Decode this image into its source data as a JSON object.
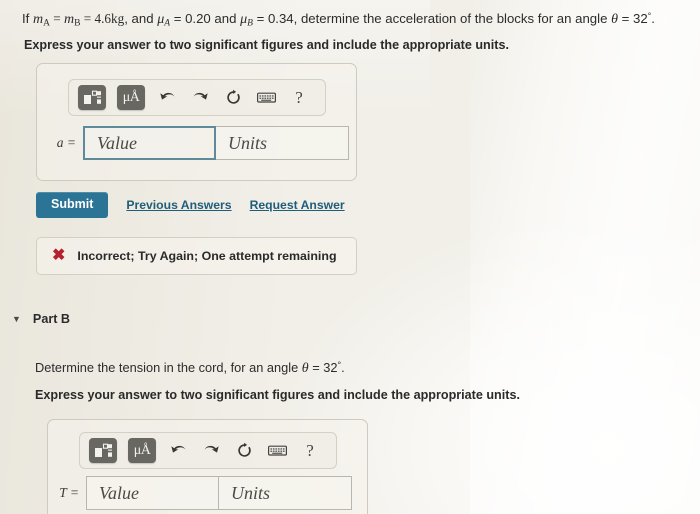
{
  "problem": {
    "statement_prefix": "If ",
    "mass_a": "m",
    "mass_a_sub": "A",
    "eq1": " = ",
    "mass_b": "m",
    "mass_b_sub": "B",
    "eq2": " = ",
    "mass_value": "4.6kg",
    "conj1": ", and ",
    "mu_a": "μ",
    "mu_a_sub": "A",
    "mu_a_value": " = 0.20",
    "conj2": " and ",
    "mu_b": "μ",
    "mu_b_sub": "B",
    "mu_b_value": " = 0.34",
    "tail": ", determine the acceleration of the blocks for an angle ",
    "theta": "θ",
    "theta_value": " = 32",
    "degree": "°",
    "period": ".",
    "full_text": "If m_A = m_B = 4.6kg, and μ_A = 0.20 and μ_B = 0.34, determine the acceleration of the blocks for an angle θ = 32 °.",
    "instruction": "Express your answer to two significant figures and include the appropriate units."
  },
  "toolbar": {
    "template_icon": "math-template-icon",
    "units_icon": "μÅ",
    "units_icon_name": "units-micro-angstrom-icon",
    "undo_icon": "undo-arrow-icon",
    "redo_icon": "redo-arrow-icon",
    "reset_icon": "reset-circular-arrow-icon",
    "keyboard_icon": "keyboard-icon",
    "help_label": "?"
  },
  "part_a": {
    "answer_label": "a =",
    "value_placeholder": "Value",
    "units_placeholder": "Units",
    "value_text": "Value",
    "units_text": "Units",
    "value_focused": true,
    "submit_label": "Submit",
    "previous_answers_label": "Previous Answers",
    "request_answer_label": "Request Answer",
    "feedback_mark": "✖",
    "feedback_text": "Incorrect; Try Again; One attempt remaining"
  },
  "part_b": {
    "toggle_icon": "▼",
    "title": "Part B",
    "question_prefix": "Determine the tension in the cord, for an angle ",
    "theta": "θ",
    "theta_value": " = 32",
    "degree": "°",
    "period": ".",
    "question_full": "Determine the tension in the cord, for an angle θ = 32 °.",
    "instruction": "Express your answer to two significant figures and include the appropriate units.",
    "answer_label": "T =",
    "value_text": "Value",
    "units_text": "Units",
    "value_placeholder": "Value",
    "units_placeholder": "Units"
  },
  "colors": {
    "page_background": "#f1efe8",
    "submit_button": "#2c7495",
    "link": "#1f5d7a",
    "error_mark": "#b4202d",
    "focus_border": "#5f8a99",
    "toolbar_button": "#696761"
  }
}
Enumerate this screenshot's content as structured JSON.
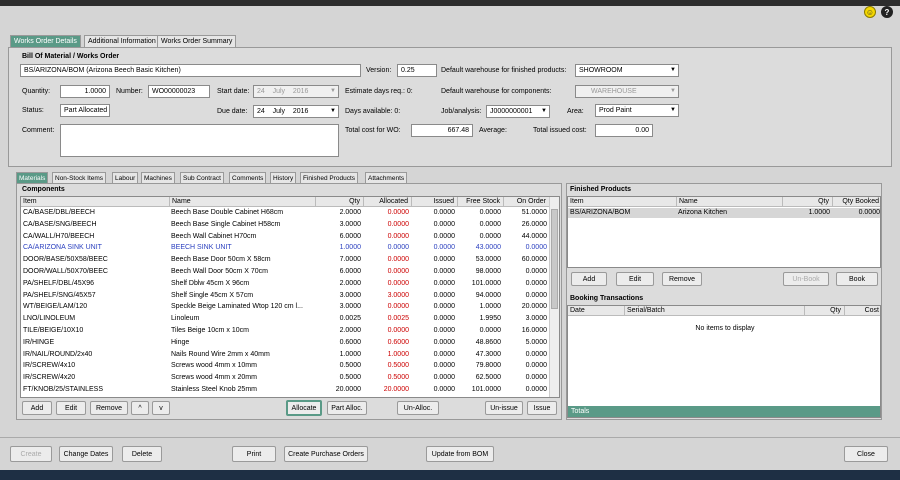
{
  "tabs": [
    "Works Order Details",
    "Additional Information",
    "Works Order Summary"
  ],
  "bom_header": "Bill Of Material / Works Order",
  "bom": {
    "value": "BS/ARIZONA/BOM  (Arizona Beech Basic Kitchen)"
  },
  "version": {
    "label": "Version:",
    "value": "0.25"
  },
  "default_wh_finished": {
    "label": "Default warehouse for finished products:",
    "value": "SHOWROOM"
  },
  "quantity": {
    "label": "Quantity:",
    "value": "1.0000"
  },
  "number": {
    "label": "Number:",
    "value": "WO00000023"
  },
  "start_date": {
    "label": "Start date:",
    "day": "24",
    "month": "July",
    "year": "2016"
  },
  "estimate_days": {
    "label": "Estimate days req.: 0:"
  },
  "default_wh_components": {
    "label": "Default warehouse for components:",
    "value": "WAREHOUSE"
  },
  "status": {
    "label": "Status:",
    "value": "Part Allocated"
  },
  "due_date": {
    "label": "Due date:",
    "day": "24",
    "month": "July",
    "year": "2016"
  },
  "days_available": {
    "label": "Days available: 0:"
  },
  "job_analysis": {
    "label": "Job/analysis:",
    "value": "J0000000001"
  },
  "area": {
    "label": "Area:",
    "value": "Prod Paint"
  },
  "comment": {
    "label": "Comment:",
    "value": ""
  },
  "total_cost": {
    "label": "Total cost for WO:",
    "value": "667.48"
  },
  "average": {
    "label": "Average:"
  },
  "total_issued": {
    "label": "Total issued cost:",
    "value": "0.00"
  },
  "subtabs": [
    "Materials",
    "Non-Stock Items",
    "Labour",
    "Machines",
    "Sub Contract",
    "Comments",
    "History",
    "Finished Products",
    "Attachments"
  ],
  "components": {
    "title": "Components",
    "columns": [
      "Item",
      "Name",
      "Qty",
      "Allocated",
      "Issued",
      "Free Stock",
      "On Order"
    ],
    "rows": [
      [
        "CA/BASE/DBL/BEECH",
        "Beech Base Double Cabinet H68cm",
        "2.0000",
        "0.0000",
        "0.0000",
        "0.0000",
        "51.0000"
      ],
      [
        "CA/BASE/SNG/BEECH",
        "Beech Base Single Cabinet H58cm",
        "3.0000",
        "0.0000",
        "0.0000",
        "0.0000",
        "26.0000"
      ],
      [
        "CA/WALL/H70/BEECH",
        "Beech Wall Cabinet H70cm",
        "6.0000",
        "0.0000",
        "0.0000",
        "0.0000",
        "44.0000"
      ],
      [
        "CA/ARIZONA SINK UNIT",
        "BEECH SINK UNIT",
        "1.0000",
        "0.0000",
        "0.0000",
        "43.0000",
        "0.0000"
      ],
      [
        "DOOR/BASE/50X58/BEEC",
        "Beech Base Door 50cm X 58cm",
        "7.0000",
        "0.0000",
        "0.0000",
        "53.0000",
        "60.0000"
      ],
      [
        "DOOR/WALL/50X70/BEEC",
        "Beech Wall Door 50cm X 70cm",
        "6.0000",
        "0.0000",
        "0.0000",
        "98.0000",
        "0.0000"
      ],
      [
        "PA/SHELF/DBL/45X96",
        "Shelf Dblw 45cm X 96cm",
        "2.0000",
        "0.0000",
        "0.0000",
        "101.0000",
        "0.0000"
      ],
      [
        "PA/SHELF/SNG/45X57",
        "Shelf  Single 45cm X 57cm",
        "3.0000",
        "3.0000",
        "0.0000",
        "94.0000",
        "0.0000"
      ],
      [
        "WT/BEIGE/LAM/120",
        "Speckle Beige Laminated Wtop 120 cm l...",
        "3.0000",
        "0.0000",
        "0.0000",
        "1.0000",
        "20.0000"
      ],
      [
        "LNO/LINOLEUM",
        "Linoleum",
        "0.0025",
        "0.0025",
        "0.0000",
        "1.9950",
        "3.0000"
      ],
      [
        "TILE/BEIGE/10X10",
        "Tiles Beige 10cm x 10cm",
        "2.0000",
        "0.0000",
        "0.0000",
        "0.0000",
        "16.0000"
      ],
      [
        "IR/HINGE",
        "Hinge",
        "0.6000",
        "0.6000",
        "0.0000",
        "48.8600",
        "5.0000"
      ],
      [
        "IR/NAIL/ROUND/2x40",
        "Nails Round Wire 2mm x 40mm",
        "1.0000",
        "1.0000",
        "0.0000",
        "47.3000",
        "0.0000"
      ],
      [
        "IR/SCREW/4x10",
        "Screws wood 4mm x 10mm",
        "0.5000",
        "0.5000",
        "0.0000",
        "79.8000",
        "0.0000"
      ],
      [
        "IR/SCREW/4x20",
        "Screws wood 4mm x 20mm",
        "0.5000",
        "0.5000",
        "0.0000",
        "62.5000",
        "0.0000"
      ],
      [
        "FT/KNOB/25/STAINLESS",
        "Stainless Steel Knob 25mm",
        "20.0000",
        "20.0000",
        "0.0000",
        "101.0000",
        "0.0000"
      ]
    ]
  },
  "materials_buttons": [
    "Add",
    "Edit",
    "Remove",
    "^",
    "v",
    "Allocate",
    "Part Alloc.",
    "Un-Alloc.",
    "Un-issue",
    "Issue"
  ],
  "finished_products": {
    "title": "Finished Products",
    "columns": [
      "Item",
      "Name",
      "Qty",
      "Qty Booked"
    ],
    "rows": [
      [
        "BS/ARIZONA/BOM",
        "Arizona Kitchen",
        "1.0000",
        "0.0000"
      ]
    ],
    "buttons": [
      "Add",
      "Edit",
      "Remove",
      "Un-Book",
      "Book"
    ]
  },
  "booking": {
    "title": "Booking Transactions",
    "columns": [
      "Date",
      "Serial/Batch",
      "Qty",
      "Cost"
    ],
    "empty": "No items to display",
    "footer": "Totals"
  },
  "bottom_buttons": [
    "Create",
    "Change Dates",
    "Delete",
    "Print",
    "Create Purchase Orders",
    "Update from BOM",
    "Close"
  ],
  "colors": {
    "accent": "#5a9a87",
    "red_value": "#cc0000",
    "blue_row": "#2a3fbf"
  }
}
········
- **Task description**:
Go through the material line by line. Show each line that contains the string "your".

- **Result of the exercise**:
    "instruction": "Express your answer to two significant figures and include the appropriate units."
    "instruction": "Express your answer to two significant figures and include the appropriate units.",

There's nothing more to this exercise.